Raw records
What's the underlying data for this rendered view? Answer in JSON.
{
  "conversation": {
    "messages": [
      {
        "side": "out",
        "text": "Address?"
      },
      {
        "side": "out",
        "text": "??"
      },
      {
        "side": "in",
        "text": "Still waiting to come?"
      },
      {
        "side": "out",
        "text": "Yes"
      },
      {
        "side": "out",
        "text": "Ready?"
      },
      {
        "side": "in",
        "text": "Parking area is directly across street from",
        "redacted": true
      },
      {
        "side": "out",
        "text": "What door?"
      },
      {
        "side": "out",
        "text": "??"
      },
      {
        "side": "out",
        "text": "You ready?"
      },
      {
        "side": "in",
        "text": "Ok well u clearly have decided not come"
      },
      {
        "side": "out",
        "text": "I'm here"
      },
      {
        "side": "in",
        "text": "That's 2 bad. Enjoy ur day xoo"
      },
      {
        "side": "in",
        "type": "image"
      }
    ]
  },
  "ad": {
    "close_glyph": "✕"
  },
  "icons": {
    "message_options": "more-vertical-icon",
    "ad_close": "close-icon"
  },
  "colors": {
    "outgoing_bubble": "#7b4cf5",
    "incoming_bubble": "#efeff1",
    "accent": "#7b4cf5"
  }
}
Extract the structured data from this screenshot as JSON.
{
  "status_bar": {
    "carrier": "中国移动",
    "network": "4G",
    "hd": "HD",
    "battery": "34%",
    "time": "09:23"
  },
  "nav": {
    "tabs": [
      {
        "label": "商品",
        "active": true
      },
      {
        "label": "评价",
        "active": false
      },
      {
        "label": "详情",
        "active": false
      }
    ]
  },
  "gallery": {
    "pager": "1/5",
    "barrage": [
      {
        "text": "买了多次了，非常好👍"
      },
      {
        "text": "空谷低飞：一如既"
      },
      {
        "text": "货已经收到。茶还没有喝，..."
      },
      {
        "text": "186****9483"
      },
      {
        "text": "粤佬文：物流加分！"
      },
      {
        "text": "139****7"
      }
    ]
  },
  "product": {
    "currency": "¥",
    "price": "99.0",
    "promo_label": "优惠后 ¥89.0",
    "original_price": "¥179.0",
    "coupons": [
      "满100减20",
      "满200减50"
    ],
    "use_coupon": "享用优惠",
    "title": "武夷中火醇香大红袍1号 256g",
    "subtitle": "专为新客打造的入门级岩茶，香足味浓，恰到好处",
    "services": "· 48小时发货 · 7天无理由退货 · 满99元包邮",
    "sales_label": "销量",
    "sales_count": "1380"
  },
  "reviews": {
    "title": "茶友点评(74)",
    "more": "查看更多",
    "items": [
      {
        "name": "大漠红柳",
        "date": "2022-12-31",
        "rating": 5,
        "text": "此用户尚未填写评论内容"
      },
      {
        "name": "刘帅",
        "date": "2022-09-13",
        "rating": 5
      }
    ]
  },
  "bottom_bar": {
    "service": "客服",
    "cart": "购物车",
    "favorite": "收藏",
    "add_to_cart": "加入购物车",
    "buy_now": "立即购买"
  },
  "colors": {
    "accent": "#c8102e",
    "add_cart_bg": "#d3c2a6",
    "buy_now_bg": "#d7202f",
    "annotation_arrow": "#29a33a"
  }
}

Task brief: Produce an exact copy of the whole listing.

Output below:
What's the underlying data for this rendered view? Answer in JSON.
{
  "conversation": {
    "messages": [
      {
        "side": "out",
        "text": "Address?"
      },
      {
        "side": "out",
        "text": "??"
      },
      {
        "side": "in",
        "text": "Still waiting to come?"
      },
      {
        "side": "out",
        "text": "Yes"
      },
      {
        "side": "out",
        "text": "Ready?"
      },
      {
        "side": "in",
        "text": "Parking area is directly across street from",
        "redacted": true
      },
      {
        "side": "out",
        "text": "What door?"
      },
      {
        "side": "out",
        "text": "??"
      },
      {
        "side": "out",
        "text": "You ready?"
      },
      {
        "side": "in",
        "text": "Ok well u clearly have decided not come"
      },
      {
        "side": "out",
        "text": "I'm here"
      },
      {
        "side": "in",
        "text": "That's 2 bad. Enjoy ur day xoo"
      },
      {
        "side": "in",
        "type": "image"
      }
    ]
  },
  "ad": {
    "close_glyph": "✕"
  },
  "icons": {
    "message_options": "more-vertical-icon",
    "ad_close": "close-icon"
  },
  "colors": {
    "outgoing_bubble": "#7b4cf5",
    "incoming_bubble": "#efeff1",
    "accent": "#7b4cf5"
  }
}
Extract the structured data from this screenshot as JSON.
{
  "status_bar": {
    "carrier": "中国移动",
    "network": "4G",
    "hd": "HD",
    "battery": "34%",
    "time": "09:23"
  },
  "nav": {
    "tabs": [
      {
        "label": "商品",
        "active": true
      },
      {
        "label": "评价",
        "active": false
      },
      {
        "label": "详情",
        "active": false
      }
    ]
  },
  "gallery": {
    "pager": "1/5",
    "barrage": [
      {
        "text": "买了多次了，非常好👍"
      },
      {
        "text": "空谷低飞：一如既"
      },
      {
        "text": "货已经收到。茶还没有喝，..."
      },
      {
        "text": "186****9483"
      },
      {
        "text": "粤佬文：物流加分！"
      },
      {
        "text": "139****7"
      }
    ]
  },
  "product": {
    "currency": "¥",
    "price": "99.0",
    "promo_label": "优惠后 ¥89.0",
    "original_price": "¥179.0",
    "coupons": [
      "满100减20",
      "满200减50"
    ],
    "use_coupon": "享用优惠",
    "title": "武夷中火醇香大红袍1号 256g",
    "subtitle": "专为新客打造的入门级岩茶，香足味浓，恰到好处",
    "services": "· 48小时发货 · 7天无理由退货 · 满99元包邮",
    "sales_label": "销量",
    "sales_count": "1380"
  },
  "reviews": {
    "title": "茶友点评(74)",
    "more": "查看更多",
    "items": [
      {
        "name": "大漠红柳",
        "date": "2022-12-31",
        "rating": 5,
        "text": "此用户尚未填写评论内容"
      },
      {
        "name": "刘帅",
        "date": "2022-09-13",
        "rating": 5
      }
    ]
  },
  "bottom_bar": {
    "service": "客服",
    "cart": "购物车",
    "favorite": "收藏",
    "add_to_cart": "加入购物车",
    "buy_now": "立即购买"
  },
  "colors": {
    "accent": "#c8102e",
    "add_cart_bg": "#d3c2a6",
    "buy_now_bg": "#d7202f",
    "annotation_arrow": "#29a33a"
  }
}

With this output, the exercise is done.